* TASK OBJECTIVE *
The answer is the set of lines that include "segunda", copied from the data below.
*** Opening GIVEN RECORDS ***
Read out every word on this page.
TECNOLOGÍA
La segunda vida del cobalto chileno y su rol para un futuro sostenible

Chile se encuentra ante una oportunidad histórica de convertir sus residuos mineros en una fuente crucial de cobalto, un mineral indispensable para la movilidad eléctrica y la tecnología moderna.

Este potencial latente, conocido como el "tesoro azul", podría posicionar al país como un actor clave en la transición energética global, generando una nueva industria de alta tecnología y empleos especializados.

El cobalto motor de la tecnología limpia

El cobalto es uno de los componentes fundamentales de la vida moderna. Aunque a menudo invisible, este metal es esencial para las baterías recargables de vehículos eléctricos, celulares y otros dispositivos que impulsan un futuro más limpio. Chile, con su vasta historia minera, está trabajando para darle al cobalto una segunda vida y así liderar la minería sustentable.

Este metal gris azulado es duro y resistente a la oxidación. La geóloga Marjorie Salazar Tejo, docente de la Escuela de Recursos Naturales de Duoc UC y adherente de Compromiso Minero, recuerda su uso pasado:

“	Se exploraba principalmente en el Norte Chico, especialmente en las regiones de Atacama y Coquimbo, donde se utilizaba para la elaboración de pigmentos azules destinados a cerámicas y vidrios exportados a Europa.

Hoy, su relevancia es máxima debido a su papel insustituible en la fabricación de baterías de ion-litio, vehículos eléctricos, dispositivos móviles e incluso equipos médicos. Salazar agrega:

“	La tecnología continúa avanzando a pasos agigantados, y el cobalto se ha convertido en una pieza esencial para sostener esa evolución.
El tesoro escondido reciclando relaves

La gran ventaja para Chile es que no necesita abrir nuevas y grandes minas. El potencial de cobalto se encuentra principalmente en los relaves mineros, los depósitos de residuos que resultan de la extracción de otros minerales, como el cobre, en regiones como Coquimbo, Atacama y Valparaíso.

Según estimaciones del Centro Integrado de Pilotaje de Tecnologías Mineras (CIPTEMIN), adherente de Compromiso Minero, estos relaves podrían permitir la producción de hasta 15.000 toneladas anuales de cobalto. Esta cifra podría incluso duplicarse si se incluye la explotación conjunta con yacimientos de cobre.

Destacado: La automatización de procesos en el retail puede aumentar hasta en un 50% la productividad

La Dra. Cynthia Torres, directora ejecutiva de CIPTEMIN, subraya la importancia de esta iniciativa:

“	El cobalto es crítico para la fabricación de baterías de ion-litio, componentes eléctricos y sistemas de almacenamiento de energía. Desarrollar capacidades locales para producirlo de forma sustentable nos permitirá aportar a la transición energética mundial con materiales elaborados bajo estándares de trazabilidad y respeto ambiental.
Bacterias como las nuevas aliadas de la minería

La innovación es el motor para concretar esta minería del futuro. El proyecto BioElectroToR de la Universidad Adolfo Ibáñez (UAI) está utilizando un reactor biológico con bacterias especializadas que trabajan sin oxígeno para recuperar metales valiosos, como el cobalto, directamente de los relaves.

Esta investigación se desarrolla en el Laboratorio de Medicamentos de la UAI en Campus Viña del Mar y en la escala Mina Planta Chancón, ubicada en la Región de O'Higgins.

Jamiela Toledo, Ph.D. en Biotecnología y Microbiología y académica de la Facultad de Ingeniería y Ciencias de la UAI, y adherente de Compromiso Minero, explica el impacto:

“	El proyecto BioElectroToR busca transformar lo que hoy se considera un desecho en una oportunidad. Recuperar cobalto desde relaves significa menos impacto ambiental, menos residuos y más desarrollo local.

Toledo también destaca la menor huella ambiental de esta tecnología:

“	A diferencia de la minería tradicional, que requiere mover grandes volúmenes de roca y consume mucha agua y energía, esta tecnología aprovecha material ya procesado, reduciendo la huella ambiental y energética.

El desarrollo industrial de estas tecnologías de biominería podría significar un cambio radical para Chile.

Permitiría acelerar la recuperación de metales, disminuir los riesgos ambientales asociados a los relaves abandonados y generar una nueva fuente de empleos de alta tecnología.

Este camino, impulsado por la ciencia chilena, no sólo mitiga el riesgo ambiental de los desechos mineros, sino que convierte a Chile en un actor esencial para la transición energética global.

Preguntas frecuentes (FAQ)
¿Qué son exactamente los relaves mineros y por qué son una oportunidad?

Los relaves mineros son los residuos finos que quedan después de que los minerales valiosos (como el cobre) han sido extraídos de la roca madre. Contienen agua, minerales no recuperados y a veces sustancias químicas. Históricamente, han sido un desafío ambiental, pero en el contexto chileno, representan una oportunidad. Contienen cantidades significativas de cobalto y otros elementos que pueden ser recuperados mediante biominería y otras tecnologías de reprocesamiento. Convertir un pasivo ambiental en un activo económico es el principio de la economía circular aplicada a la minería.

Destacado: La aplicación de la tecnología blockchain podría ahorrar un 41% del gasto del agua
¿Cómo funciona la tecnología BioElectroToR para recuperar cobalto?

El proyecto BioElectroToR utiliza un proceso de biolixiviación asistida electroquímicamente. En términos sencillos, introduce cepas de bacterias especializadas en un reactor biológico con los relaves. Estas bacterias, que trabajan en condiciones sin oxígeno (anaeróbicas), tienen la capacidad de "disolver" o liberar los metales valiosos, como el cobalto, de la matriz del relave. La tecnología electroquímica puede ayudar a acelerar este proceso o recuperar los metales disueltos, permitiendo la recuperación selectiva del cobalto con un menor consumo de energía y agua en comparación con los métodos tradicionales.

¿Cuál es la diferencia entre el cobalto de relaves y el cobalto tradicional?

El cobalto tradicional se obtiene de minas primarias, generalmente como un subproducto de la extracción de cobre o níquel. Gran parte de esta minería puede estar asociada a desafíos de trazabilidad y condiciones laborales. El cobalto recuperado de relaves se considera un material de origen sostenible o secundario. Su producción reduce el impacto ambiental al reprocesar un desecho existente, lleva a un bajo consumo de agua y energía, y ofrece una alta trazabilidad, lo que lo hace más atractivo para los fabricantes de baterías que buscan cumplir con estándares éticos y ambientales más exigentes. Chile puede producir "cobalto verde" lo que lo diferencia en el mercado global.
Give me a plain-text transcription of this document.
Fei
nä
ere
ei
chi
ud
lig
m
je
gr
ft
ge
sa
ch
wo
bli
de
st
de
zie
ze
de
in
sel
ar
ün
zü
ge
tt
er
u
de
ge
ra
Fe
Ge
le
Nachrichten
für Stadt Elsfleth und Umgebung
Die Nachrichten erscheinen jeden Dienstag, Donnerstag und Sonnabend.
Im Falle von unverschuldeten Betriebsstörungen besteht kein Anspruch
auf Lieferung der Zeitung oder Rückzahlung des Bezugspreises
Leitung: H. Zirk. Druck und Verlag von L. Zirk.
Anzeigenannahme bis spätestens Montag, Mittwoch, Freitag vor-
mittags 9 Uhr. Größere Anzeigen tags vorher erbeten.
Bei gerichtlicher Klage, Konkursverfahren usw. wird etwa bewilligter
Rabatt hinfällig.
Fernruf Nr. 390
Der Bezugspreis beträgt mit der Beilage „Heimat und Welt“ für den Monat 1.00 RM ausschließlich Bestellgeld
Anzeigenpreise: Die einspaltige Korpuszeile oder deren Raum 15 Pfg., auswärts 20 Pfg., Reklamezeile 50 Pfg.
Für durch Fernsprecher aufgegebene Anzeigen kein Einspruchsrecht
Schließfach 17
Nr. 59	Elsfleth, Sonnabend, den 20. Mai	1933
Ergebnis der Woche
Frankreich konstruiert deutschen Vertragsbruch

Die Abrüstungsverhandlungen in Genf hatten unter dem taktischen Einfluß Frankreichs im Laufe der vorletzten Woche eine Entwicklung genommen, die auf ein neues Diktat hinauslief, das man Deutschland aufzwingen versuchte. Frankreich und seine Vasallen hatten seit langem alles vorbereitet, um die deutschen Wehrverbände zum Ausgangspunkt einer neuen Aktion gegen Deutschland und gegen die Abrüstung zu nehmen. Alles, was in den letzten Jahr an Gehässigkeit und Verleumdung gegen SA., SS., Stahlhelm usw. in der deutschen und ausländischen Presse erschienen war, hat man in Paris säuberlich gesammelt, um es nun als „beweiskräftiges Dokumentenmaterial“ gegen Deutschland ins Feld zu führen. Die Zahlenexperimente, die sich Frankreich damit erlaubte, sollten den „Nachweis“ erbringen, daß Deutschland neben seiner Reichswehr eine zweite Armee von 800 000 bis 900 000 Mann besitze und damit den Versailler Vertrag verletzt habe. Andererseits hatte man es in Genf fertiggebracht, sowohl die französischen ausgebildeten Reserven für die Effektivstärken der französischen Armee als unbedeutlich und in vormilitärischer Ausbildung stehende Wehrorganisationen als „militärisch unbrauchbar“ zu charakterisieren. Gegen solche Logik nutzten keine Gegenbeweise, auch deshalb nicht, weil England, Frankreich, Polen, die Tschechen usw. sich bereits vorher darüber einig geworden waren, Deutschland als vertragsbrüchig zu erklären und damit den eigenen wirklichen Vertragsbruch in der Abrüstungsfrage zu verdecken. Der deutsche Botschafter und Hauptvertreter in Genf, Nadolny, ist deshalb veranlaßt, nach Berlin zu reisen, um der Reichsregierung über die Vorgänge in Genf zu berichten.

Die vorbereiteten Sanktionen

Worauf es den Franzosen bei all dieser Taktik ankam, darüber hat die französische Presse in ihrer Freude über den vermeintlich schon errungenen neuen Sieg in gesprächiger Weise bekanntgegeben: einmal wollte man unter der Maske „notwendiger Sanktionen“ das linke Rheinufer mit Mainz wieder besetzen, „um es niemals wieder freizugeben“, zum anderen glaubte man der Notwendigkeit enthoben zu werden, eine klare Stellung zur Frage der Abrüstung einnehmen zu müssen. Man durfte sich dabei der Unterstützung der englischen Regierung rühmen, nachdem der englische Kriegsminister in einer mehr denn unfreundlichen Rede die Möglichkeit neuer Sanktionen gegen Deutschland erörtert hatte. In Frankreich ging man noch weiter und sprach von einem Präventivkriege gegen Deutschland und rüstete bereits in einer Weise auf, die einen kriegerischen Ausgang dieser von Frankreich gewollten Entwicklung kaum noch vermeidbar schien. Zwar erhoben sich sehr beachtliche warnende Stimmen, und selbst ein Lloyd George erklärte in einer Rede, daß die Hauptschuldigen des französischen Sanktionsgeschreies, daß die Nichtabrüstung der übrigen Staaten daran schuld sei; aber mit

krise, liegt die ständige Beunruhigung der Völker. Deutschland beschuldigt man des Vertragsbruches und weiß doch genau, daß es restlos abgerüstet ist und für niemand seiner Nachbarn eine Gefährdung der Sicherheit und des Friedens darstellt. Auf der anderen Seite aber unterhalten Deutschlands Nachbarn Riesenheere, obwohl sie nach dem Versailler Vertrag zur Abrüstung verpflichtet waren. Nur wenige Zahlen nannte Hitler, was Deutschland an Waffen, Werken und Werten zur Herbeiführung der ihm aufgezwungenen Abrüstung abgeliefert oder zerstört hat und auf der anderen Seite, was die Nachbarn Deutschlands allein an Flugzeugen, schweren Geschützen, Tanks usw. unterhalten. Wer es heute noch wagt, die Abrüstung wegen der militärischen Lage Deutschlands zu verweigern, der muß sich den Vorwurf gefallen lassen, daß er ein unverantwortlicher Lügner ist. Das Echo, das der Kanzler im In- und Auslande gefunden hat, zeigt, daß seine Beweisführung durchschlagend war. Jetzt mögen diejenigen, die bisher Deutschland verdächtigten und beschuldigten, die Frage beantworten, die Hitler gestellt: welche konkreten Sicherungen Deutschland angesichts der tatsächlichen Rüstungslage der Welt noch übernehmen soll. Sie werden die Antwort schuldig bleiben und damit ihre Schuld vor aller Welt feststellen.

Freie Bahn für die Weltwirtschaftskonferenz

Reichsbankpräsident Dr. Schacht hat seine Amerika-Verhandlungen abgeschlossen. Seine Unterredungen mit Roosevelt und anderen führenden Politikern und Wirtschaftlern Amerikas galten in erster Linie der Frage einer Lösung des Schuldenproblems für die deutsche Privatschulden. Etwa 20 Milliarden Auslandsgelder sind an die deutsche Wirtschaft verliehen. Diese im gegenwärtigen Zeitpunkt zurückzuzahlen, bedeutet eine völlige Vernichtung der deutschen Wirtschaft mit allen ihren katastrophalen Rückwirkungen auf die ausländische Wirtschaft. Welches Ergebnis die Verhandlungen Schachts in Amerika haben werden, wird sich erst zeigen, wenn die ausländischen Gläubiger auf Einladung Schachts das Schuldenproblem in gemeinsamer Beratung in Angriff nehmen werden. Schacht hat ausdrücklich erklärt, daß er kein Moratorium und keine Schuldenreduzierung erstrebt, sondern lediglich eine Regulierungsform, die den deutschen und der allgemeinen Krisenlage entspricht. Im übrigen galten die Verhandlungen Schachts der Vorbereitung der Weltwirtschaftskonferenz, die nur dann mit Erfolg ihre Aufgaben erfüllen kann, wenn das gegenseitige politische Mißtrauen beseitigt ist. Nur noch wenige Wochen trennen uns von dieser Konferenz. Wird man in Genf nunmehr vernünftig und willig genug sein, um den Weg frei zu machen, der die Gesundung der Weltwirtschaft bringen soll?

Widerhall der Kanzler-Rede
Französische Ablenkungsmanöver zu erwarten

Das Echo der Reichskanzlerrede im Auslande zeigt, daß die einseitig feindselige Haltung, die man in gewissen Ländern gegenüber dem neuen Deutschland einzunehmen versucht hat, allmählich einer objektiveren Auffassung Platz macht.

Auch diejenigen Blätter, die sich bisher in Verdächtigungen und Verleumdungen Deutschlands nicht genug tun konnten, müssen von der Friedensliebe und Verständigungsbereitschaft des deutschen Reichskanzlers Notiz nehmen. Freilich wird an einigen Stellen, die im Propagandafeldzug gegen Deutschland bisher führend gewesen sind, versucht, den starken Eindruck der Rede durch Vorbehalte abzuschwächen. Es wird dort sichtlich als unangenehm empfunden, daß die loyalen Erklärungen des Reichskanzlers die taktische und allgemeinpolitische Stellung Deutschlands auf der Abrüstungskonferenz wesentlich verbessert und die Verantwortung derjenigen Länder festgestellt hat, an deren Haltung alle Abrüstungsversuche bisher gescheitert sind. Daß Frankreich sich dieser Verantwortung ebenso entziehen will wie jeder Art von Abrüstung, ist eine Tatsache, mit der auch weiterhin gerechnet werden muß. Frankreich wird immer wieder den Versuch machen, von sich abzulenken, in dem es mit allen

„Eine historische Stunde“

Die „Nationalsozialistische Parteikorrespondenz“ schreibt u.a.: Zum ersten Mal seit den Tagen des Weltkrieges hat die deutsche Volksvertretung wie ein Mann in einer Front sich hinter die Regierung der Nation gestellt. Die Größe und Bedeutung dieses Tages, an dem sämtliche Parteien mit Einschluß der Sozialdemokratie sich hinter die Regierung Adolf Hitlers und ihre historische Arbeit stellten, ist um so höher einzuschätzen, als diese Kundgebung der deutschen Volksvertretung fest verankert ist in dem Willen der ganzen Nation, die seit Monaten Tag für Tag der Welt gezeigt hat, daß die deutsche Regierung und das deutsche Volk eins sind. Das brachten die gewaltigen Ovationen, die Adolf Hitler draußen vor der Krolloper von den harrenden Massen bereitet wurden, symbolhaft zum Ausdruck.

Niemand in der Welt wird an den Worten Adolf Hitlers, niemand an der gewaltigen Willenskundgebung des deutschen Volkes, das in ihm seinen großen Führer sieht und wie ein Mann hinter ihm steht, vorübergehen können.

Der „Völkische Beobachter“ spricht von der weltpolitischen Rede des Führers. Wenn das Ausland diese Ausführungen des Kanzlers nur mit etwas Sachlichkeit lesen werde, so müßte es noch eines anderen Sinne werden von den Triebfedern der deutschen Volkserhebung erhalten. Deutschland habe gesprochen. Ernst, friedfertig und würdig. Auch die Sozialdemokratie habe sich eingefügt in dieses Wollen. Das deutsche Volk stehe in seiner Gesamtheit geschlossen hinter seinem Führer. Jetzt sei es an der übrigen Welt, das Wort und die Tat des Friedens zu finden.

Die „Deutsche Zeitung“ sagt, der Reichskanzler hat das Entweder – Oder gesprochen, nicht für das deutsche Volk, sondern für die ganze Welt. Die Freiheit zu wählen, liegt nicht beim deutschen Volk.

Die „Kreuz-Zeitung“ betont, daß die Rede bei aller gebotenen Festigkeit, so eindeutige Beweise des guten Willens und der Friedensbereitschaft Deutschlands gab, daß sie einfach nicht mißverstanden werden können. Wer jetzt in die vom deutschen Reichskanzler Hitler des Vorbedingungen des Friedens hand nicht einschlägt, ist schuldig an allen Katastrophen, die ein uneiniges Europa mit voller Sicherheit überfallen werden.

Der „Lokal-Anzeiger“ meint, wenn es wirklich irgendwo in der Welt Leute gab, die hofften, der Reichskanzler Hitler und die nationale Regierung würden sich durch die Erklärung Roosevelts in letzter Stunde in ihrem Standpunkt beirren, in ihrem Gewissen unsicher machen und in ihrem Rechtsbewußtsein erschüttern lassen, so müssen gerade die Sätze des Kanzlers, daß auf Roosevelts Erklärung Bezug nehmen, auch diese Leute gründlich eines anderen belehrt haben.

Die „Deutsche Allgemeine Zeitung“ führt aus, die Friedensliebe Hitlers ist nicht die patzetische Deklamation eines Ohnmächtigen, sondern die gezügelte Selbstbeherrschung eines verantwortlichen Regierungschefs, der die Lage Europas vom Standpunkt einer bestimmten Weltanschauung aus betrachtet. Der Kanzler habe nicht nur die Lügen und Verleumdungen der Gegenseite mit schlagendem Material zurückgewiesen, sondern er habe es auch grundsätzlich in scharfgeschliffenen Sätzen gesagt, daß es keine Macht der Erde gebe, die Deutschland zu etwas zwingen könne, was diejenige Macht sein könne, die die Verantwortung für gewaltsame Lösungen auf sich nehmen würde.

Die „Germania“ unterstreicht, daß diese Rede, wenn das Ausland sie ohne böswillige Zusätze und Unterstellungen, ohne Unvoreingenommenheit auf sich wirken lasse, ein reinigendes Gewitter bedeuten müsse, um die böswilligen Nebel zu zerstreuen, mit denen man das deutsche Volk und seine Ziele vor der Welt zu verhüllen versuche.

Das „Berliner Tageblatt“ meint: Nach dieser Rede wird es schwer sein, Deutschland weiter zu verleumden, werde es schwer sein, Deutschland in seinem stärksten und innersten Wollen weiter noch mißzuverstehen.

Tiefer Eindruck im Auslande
*** Closing GIVEN RECORDS ***
* SOLUTION *
La segunda vida del cobalto chileno y su rol para un futuro sostenible
El cobalto es uno de los componentes fundamentales de la vida moderna. Aunque a menudo invisible, este metal es esencial para las baterías recargables de vehículos eléctricos, celulares y otros dispositivos que impulsan un futuro más limpio. Chile, con su vasta historia minera, está trabajando para darle al cobalto una segunda vida y así liderar la minería sustentable.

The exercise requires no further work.